> [THE EXERCISE]: Locate the word "screenshot" in the data below, then copy every line that holds it.
## Start DATASET
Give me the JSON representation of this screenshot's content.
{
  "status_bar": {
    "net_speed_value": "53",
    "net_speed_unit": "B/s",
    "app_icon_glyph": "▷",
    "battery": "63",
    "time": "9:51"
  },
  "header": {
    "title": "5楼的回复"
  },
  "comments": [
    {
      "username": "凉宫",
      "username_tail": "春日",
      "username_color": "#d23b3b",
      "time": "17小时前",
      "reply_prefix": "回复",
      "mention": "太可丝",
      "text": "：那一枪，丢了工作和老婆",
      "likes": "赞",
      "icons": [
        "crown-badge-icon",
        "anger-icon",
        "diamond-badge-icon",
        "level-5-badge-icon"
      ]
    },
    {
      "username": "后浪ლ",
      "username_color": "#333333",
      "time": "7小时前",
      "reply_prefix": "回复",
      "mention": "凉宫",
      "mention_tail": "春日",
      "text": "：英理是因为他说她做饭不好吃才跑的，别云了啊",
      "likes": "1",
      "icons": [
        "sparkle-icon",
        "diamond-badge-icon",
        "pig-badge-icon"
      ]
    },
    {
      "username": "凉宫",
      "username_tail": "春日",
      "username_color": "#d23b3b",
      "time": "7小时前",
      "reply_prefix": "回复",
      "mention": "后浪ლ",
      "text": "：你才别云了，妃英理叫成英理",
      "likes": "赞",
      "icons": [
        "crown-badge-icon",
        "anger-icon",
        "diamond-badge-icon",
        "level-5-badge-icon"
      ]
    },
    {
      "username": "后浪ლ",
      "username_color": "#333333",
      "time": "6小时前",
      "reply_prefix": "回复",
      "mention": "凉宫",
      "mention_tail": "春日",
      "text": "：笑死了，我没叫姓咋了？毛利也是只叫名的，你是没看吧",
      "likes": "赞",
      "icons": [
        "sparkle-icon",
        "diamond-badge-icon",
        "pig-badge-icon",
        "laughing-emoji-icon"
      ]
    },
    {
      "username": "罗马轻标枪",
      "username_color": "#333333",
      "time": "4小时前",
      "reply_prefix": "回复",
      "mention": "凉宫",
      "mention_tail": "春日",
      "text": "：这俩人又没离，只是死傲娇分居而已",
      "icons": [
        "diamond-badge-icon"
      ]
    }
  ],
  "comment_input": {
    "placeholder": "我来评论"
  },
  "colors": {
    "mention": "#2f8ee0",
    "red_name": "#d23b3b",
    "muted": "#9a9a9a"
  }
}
## End DATASET
## Start DATASET
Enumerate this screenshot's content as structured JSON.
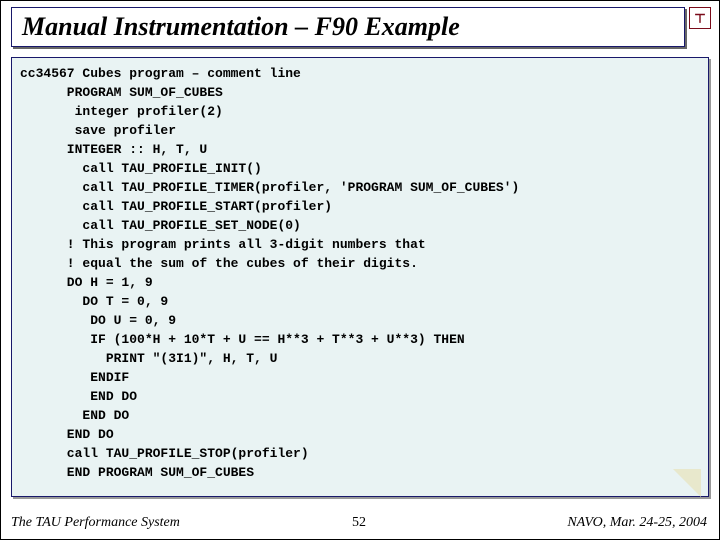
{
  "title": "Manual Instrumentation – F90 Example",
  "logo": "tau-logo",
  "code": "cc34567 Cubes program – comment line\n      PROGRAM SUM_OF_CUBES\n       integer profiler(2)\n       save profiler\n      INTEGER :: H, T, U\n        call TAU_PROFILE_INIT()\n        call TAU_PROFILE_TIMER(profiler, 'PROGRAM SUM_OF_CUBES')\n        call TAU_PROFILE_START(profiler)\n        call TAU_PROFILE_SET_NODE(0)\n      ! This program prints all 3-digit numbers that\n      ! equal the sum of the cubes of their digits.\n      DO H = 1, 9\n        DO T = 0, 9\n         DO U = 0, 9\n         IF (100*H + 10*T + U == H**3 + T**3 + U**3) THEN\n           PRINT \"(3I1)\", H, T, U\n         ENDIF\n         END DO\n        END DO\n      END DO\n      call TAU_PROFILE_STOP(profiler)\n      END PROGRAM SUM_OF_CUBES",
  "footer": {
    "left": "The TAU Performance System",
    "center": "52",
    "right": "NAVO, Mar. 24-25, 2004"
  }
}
## End DATASET
> [REPLY TO THE TASK]:
Give me the JSON representation of this screenshot's content.
Enumerate this screenshot's content as structured JSON.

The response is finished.